[Stored data]

══════

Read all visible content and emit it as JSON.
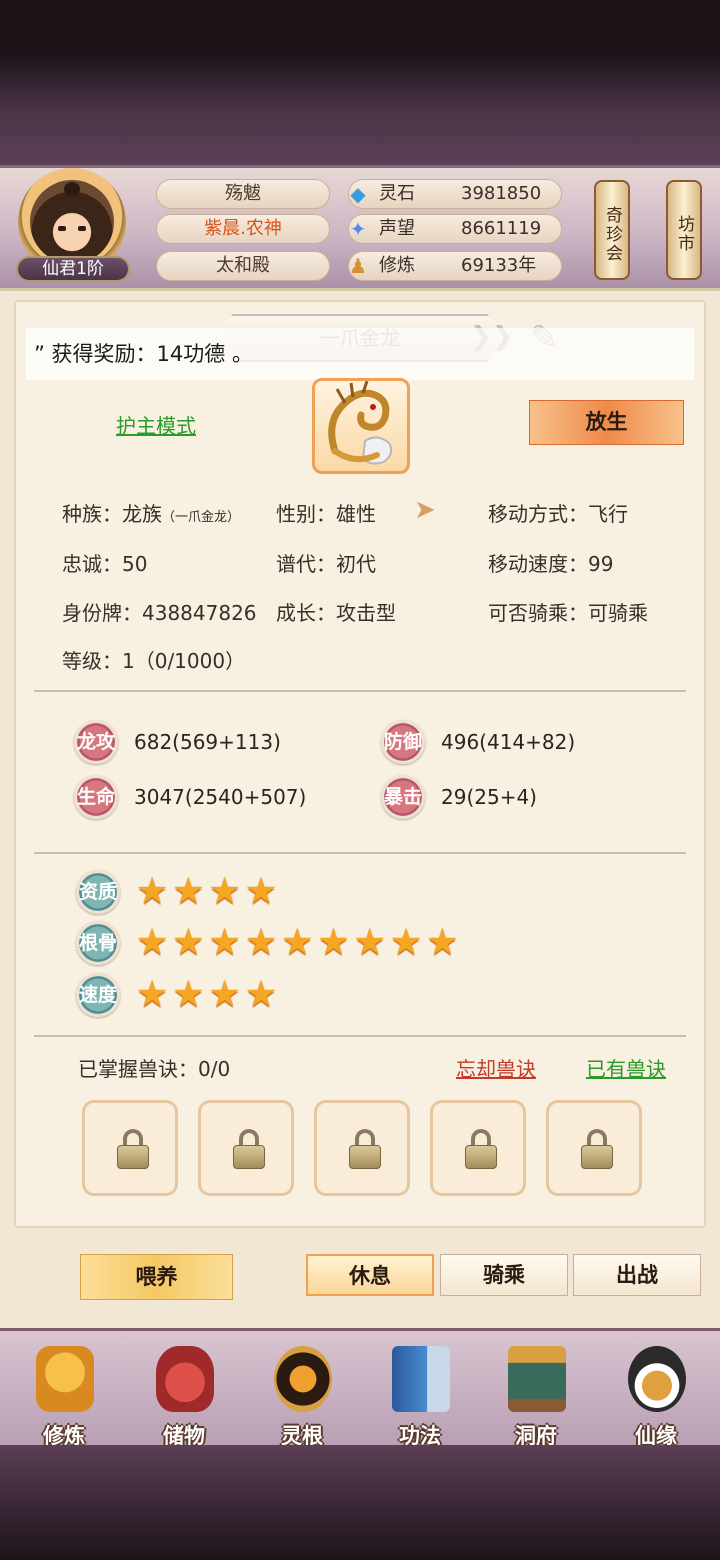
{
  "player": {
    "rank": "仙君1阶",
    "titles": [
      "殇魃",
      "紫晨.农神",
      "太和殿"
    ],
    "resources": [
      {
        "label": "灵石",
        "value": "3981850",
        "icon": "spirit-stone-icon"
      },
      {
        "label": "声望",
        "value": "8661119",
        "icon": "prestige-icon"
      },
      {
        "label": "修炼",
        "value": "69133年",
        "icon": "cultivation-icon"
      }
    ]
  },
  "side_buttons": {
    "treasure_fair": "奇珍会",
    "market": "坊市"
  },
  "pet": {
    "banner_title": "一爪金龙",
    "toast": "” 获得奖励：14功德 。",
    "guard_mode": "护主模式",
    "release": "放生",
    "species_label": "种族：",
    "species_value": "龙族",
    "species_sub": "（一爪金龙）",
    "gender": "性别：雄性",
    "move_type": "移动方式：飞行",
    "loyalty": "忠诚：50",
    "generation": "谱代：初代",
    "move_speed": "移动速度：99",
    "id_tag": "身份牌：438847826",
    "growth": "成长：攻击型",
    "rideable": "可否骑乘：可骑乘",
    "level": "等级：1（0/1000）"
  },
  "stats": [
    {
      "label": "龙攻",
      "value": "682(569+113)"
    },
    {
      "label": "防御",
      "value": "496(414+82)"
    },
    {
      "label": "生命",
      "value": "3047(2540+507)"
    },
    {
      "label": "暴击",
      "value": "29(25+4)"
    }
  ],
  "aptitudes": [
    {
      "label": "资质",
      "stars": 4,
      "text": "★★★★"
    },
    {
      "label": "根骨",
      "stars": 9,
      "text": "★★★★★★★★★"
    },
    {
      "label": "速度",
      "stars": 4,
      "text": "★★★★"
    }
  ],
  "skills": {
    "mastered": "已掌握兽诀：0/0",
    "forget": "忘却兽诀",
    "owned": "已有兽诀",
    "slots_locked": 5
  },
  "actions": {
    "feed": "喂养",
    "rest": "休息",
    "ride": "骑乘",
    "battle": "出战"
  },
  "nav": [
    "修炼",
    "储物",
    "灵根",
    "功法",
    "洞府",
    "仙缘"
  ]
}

══════

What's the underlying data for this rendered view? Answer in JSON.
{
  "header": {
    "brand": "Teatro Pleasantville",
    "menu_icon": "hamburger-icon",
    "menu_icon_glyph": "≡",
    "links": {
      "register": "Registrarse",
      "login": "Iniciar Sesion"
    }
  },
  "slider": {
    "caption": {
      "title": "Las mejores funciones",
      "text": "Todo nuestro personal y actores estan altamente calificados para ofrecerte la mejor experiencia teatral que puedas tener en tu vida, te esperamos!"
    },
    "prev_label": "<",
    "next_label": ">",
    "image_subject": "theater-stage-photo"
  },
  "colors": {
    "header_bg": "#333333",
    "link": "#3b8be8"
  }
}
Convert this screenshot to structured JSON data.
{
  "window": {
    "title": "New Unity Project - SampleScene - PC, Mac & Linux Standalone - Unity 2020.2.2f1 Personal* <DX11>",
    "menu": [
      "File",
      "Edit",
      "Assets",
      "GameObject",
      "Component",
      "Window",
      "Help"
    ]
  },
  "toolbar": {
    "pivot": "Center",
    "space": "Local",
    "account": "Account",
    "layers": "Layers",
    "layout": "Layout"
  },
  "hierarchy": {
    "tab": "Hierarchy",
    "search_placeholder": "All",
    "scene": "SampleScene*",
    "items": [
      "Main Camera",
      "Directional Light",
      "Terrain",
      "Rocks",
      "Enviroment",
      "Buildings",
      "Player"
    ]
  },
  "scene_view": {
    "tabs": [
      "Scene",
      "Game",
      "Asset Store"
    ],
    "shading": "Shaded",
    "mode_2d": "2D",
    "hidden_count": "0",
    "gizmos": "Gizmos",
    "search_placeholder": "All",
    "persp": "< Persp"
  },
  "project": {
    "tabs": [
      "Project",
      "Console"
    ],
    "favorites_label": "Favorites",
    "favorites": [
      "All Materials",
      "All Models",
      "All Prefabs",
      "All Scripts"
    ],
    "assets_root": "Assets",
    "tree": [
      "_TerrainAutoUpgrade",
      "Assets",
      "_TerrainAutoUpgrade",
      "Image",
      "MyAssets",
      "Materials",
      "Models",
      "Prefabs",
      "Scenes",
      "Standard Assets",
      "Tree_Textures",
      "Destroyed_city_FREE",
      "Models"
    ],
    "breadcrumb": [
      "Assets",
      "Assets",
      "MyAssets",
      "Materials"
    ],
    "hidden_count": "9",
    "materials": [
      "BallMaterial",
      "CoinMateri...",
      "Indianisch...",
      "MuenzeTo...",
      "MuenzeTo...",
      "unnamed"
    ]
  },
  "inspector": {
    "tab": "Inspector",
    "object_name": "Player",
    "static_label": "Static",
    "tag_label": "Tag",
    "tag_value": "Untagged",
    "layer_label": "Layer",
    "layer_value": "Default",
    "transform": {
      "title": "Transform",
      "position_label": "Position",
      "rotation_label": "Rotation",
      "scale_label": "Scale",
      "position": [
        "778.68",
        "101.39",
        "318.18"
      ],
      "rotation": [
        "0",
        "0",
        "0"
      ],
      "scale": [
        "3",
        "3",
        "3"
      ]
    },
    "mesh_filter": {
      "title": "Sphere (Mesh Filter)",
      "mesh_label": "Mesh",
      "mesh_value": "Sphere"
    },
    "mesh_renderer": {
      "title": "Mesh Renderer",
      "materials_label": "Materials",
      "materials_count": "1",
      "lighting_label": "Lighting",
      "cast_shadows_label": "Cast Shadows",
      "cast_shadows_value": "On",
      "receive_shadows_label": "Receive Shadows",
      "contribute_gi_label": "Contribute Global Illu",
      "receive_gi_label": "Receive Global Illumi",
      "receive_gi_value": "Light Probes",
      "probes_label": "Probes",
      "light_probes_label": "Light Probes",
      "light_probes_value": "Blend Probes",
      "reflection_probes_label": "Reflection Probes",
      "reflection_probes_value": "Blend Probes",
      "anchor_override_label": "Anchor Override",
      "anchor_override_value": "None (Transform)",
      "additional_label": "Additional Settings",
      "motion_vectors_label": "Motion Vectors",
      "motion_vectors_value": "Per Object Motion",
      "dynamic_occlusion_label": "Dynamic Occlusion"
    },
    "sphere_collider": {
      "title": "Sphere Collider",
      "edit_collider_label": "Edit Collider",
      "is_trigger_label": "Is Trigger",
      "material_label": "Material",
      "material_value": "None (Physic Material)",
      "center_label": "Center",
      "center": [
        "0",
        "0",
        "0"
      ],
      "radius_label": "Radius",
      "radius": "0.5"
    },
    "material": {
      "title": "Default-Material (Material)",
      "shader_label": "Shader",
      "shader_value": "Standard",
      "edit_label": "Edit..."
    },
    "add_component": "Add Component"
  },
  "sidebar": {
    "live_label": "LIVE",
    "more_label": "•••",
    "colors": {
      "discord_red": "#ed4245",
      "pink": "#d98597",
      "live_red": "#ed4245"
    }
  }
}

══════

Going over the lines above, work out how many include "Edit", then give only that number.

3